# Start of Data listing

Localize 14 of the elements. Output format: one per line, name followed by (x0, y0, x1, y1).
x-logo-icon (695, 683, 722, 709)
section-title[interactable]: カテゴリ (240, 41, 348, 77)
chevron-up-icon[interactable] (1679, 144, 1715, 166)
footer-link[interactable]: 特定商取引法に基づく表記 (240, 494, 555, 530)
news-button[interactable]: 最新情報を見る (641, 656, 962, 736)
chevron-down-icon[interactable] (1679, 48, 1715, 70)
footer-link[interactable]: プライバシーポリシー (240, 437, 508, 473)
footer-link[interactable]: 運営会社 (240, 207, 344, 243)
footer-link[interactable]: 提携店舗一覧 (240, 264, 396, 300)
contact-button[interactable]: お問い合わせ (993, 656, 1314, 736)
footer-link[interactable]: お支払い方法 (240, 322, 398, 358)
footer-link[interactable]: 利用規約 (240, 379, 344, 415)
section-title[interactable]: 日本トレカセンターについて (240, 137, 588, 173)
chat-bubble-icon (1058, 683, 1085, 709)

# End of Data listing
# Start of Data listing

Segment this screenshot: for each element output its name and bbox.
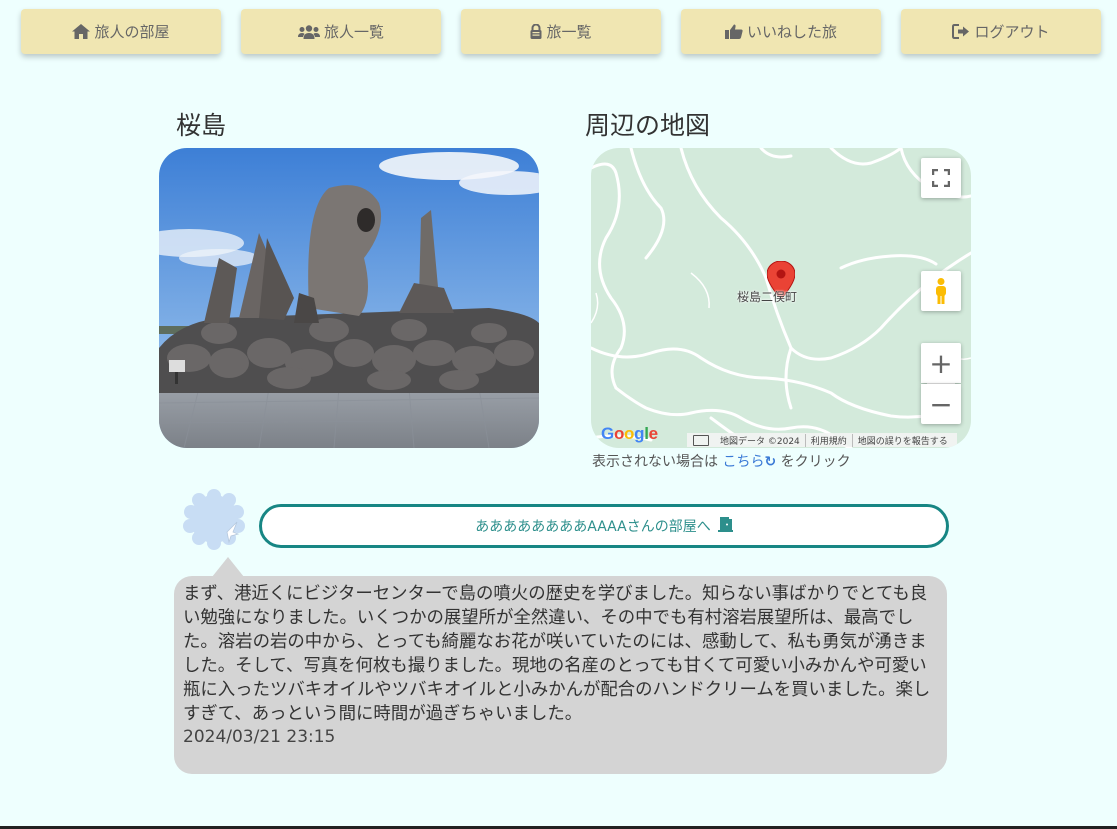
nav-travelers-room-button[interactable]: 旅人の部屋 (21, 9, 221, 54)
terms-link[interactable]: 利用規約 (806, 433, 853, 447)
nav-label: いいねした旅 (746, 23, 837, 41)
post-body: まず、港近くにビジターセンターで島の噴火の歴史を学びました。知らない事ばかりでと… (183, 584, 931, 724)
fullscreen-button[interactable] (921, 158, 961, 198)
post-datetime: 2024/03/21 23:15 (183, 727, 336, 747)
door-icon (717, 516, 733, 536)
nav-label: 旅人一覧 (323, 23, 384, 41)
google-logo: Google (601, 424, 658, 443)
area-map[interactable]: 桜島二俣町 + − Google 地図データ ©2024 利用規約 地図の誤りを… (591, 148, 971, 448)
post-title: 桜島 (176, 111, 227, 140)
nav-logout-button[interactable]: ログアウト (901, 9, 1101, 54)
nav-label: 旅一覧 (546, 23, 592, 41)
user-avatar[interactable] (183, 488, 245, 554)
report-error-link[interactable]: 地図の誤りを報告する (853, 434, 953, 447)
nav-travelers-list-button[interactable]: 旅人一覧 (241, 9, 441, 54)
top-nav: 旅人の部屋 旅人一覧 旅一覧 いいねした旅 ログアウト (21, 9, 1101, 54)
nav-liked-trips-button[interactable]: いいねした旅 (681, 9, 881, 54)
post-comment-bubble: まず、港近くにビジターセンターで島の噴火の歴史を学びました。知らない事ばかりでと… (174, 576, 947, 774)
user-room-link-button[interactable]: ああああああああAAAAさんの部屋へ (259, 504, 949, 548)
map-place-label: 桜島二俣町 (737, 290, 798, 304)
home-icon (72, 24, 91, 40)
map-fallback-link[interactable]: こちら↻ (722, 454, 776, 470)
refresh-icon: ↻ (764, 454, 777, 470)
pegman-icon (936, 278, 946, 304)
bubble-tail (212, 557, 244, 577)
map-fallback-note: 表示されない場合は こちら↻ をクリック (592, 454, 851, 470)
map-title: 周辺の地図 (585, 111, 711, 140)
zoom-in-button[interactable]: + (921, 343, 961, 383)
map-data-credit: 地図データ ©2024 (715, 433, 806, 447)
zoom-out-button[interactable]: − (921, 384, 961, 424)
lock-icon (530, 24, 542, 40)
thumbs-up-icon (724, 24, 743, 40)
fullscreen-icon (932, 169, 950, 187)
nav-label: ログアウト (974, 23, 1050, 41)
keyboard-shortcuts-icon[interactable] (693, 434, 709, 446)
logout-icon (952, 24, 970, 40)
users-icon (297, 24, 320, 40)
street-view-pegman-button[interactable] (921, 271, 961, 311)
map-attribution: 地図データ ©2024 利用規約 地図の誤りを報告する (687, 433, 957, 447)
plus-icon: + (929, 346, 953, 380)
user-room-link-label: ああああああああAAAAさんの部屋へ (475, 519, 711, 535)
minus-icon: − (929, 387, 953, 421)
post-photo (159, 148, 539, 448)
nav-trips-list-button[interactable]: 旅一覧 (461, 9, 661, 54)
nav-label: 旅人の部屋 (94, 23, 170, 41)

# End of Data listing
# Start of Data listing

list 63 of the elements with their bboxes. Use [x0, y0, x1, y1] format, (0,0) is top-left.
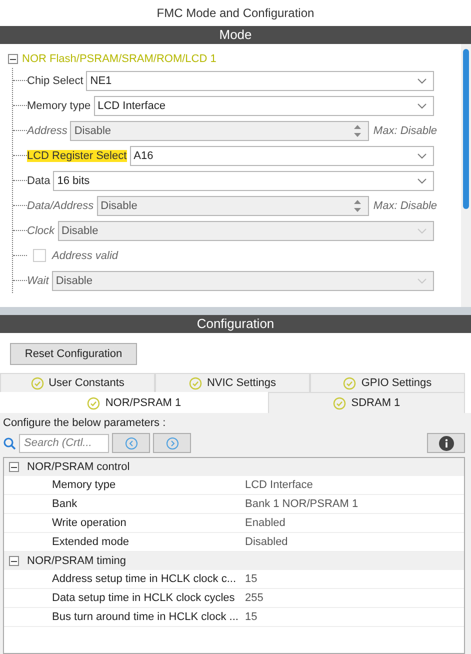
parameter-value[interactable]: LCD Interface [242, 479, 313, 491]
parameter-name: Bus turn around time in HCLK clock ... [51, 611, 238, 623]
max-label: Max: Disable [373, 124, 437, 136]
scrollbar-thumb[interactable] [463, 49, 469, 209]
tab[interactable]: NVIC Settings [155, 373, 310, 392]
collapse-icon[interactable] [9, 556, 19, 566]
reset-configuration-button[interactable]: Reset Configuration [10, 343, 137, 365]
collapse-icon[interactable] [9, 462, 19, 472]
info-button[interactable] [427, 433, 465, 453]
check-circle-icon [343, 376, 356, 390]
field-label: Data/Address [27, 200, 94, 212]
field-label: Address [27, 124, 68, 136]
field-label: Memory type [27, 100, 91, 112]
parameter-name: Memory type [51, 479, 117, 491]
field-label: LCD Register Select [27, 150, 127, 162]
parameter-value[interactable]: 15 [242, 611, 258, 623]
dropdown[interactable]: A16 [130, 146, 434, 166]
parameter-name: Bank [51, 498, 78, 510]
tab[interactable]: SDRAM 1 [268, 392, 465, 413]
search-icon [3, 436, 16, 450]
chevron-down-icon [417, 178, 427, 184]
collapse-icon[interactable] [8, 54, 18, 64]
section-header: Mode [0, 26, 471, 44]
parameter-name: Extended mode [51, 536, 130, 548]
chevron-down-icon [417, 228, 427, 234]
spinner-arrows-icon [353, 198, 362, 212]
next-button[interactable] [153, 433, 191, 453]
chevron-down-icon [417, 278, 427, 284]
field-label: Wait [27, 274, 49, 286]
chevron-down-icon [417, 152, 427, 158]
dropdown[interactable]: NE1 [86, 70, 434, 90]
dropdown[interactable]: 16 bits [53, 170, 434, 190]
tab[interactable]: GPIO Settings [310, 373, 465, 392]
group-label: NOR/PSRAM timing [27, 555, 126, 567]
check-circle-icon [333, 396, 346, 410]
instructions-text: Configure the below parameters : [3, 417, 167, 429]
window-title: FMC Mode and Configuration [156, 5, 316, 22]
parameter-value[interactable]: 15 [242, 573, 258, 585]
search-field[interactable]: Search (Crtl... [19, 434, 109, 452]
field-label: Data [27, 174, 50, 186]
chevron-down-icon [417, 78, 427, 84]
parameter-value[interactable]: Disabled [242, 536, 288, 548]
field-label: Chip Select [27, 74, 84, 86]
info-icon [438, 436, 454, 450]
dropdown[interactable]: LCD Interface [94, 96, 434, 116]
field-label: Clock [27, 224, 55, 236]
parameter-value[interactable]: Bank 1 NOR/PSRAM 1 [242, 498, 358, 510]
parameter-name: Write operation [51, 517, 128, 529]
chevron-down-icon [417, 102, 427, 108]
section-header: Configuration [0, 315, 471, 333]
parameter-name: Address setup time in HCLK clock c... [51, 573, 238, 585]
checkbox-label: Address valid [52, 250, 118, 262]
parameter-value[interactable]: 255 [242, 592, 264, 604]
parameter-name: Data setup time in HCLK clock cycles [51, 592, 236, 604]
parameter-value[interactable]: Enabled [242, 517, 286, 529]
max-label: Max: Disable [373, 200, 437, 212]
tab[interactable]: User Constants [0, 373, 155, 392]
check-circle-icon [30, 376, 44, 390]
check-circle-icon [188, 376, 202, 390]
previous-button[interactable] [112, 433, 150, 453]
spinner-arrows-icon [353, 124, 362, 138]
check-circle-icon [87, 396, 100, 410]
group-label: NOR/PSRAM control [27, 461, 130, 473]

# End of Data listing

## Work to do
Write out the listing starting with the line that contains "Localize 14 of" and going on through the line that contains "chat-bubble-icon (1058, 683, 1085, 709)".

## Exercise answer
Localize 14 of the elements. Output format: one per line, name followed by (x0, y0, x1, y1).
x-logo-icon (695, 683, 722, 709)
section-title[interactable]: カテゴリ (240, 41, 348, 77)
chevron-up-icon[interactable] (1679, 144, 1715, 166)
footer-link[interactable]: 特定商取引法に基づく表記 (240, 494, 555, 530)
news-button[interactable]: 最新情報を見る (641, 656, 962, 736)
chevron-down-icon[interactable] (1679, 48, 1715, 70)
footer-link[interactable]: プライバシーポリシー (240, 437, 508, 473)
footer-link[interactable]: 運営会社 (240, 207, 344, 243)
footer-link[interactable]: 提携店舗一覧 (240, 264, 396, 300)
contact-button[interactable]: お問い合わせ (993, 656, 1314, 736)
footer-link[interactable]: お支払い方法 (240, 322, 398, 358)
footer-link[interactable]: 利用規約 (240, 379, 344, 415)
section-title[interactable]: 日本トレカセンターについて (240, 137, 588, 173)
chat-bubble-icon (1058, 683, 1085, 709)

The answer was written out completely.